* _EXERCISE GOAL_:
Write each line out exactly, leaving none out.

* _RECORDS FOR THE TASK_:
--
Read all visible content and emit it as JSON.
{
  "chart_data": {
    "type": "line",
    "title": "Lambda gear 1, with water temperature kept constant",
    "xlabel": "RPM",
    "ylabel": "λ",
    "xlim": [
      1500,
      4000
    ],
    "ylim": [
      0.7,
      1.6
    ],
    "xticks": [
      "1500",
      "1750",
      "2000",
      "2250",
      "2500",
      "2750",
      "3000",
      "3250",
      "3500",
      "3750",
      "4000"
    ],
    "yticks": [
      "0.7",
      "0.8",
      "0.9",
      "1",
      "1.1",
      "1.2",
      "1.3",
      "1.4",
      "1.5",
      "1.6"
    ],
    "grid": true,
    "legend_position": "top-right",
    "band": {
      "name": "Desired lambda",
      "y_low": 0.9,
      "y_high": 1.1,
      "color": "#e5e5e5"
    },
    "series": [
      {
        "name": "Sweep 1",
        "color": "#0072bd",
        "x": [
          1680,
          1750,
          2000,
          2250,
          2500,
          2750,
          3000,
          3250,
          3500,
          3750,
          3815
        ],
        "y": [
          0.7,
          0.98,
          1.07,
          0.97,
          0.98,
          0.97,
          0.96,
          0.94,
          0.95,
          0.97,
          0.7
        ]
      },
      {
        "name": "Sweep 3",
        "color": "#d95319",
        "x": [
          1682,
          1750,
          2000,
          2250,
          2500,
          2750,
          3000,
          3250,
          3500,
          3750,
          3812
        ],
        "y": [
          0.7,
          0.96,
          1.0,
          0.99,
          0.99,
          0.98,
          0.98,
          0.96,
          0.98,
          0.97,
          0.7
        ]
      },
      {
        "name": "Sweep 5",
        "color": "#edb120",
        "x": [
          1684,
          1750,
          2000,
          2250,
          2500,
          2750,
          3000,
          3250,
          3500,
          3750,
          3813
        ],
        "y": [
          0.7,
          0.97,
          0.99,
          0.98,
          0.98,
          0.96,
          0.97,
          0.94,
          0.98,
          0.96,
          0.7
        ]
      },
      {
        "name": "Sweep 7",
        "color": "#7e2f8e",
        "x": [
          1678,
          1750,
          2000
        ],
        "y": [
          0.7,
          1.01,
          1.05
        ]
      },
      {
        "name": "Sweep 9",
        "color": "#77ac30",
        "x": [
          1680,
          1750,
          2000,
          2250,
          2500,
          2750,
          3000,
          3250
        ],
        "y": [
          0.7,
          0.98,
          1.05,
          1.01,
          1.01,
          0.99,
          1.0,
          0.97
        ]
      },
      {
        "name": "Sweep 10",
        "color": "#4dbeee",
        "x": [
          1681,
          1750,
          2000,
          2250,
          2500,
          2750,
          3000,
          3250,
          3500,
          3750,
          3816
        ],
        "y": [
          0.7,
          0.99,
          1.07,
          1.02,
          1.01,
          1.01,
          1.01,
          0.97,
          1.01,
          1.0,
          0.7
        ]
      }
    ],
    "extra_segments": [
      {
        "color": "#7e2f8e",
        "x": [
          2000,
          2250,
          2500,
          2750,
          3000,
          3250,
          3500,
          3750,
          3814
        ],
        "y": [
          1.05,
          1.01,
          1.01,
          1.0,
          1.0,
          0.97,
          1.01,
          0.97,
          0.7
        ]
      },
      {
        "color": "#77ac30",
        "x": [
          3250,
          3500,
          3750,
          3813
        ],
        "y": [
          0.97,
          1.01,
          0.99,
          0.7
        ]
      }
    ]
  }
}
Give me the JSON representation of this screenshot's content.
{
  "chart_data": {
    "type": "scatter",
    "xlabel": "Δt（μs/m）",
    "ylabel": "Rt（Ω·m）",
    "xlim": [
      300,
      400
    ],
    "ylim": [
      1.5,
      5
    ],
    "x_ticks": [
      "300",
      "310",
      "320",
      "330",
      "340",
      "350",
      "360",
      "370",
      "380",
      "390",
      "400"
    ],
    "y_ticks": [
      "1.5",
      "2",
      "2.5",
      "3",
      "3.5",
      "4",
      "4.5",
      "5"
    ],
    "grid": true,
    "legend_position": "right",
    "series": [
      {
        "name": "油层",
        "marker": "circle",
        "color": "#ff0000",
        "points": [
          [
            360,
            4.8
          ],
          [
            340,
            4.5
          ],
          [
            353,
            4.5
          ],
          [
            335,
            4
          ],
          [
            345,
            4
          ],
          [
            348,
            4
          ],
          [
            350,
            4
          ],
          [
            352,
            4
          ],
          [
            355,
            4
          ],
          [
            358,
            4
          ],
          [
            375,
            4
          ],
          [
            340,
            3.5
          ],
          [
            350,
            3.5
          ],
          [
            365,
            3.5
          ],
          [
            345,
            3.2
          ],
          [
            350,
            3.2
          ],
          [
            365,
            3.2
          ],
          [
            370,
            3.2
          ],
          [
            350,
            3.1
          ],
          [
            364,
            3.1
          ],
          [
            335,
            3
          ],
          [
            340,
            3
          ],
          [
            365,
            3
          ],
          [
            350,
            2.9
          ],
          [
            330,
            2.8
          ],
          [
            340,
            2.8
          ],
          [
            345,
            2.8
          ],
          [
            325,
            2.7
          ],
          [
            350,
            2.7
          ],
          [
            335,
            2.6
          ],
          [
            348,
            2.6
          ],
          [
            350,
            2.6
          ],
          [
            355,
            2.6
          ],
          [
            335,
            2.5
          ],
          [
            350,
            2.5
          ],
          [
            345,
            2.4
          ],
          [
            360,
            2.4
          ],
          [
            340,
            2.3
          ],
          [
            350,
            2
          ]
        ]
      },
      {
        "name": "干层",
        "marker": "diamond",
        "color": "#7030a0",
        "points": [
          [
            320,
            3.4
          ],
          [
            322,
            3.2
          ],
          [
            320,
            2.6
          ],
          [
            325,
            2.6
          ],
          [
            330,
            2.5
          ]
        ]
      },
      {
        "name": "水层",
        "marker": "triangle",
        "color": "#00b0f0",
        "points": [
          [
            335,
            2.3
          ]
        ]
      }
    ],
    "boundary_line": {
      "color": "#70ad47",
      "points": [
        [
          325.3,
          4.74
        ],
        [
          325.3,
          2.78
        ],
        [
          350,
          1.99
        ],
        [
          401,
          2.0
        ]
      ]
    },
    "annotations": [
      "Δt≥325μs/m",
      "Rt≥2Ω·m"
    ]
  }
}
--
* _ANSWER TO THE EXERCISE_:
Read all visible content and emit it as JSON.
{
  "chart_data": {
    "type": "line",
    "title": "Lambda gear 1, with water temperature kept constant",
    "xlabel": "RPM",
    "ylabel": "λ",
    "xlim": [
      1500,
      4000
    ],
    "ylim": [
      0.7,
      1.6
    ],
    "xticks": [
      "1500",
      "1750",
      "2000",
      "2250",
      "2500",
      "2750",
      "3000",
      "3250",
      "3500",
      "3750",
      "4000"
    ],
    "yticks": [
      "0.7",
      "0.8",
      "0.9",
      "1",
      "1.1",
      "1.2",
      "1.3",
      "1.4",
      "1.5",
      "1.6"
    ],
    "grid": true,
    "legend_position": "top-right",
    "band": {
      "name": "Desired lambda",
      "y_low": 0.9,
      "y_high": 1.1,
      "color": "#e5e5e5"
    },
    "series": [
      {
        "name": "Sweep 1",
        "color": "#0072bd",
        "x": [
          1680,
          1750,
          2000,
          2250,
          2500,
          2750,
          3000,
          3250,
          3500,
          3750,
          3815
        ],
        "y": [
          0.7,
          0.98,
          1.07,
          0.97,
          0.98,
          0.97,
          0.96,
          0.94,
          0.95,
          0.97,
          0.7
        ]
      },
      {
        "name": "Sweep 3",
        "color": "#d95319",
        "x": [
          1682,
          1750,
          2000,
          2250,
          2500,
          2750,
          3000,
          3250,
          3500,
          3750,
          3812
        ],
        "y": [
          0.7,
          0.96,
          1.0,
          0.99,
          0.99,
          0.98,
          0.98,
          0.96,
          0.98,
          0.97,
          0.7
        ]
      },
      {
        "name": "Sweep 5",
        "color": "#edb120",
        "x": [
          1684,
          1750,
          2000,
          2250,
          2500,
          2750,
          3000,
          3250,
          3500,
          3750,
          3813
        ],
        "y": [
          0.7,
          0.97,
          0.99,
          0.98,
          0.98,
          0.96,
          0.97,
          0.94,
          0.98,
          0.96,
          0.7
        ]
      },
      {
        "name": "Sweep 7",
        "color": "#7e2f8e",
        "x": [
          1678,
          1750,
          2000
        ],
        "y": [
          0.7,
          1.01,
          1.05
        ]
      },
      {
        "name": "Sweep 9",
        "color": "#77ac30",
        "x": [
          1680,
          1750,
          2000,
          2250,
          2500,
          2750,
          3000,
          3250
        ],
        "y": [
          0.7,
          0.98,
          1.05,
          1.01,
          1.01,
          0.99,
          1.0,
          0.97
        ]
      },
      {
        "name": "Sweep 10",
        "color": "#4dbeee",
        "x": [
          1681,
          1750,
          2000,
          2250,
          2500,
          2750,
          3000,
          3250,
          3500,
          3750,
          3816
        ],
        "y": [
          0.7,
          0.99,
          1.07,
          1.02,
          1.01,
          1.01,
          1.01,
          0.97,
          1.01,
          1.0,
          0.7
        ]
      }
    ],
    "extra_segments": [
      {
        "color": "#7e2f8e",
        "x": [
          2000,
          2250,
          2500,
          2750,
          3000,
          3250,
          3500,
          3750,
          3814
        ],
        "y": [
          1.05,
          1.01,
          1.01,
          1.0,
          1.0,
          0.97,
          1.01,
          0.97,
          0.7
        ]
      },
      {
        "color": "#77ac30",
        "x": [
          3250,
          3500,
          3750,
          3813
        ],
        "y": [
          0.97,
          1.01,
          0.99,
          0.7
        ]
      }
    ]
  }
}
Give me the JSON representation of this screenshot's content.
{
  "chart_data": {
    "type": "scatter",
    "xlabel": "Δt（μs/m）",
    "ylabel": "Rt（Ω·m）",
    "xlim": [
      300,
      400
    ],
    "ylim": [
      1.5,
      5
    ],
    "x_ticks": [
      "300",
      "310",
      "320",
      "330",
      "340",
      "350",
      "360",
      "370",
      "380",
      "390",
      "400"
    ],
    "y_ticks": [
      "1.5",
      "2",
      "2.5",
      "3",
      "3.5",
      "4",
      "4.5",
      "5"
    ],
    "grid": true,
    "legend_position": "right",
    "series": [
      {
        "name": "油层",
        "marker": "circle",
        "color": "#ff0000",
        "points": [
          [
            360,
            4.8
          ],
          [
            340,
            4.5
          ],
          [
            353,
            4.5
          ],
          [
            335,
            4
          ],
          [
            345,
            4
          ],
          [
            348,
            4
          ],
          [
            350,
            4
          ],
          [
            352,
            4
          ],
          [
            355,
            4
          ],
          [
            358,
            4
          ],
          [
            375,
            4
          ],
          [
            340,
            3.5
          ],
          [
            350,
            3.5
          ],
          [
            365,
            3.5
          ],
          [
            345,
            3.2
          ],
          [
            350,
            3.2
          ],
          [
            365,
            3.2
          ],
          [
            370,
            3.2
          ],
          [
            350,
            3.1
          ],
          [
            364,
            3.1
          ],
          [
            335,
            3
          ],
          [
            340,
            3
          ],
          [
            365,
            3
          ],
          [
            350,
            2.9
          ],
          [
            330,
            2.8
          ],
          [
            340,
            2.8
          ],
          [
            345,
            2.8
          ],
          [
            325,
            2.7
          ],
          [
            350,
            2.7
          ],
          [
            335,
            2.6
          ],
          [
            348,
            2.6
          ],
          [
            350,
            2.6
          ],
          [
            355,
            2.6
          ],
          [
            335,
            2.5
          ],
          [
            350,
            2.5
          ],
          [
            345,
            2.4
          ],
          [
            360,
            2.4
          ],
          [
            340,
            2.3
          ],
          [
            350,
            2
          ]
        ]
      },
      {
        "name": "干层",
        "marker": "diamond",
        "color": "#7030a0",
        "points": [
          [
            320,
            3.4
          ],
          [
            322,
            3.2
          ],
          [
            320,
            2.6
          ],
          [
            325,
            2.6
          ],
          [
            330,
            2.5
          ]
        ]
      },
      {
        "name": "水层",
        "marker": "triangle",
        "color": "#00b0f0",
        "points": [
          [
            335,
            2.3
          ]
        ]
      }
    ],
    "boundary_line": {
      "color": "#70ad47",
      "points": [
        [
          325.3,
          4.74
        ],
        [
          325.3,
          2.78
        ],
        [
          350,
          1.99
        ],
        [
          401,
          2.0
        ]
      ]
    },
    "annotations": [
      "Δt≥325μs/m",
      "Rt≥2Ω·m"
    ]
  }
}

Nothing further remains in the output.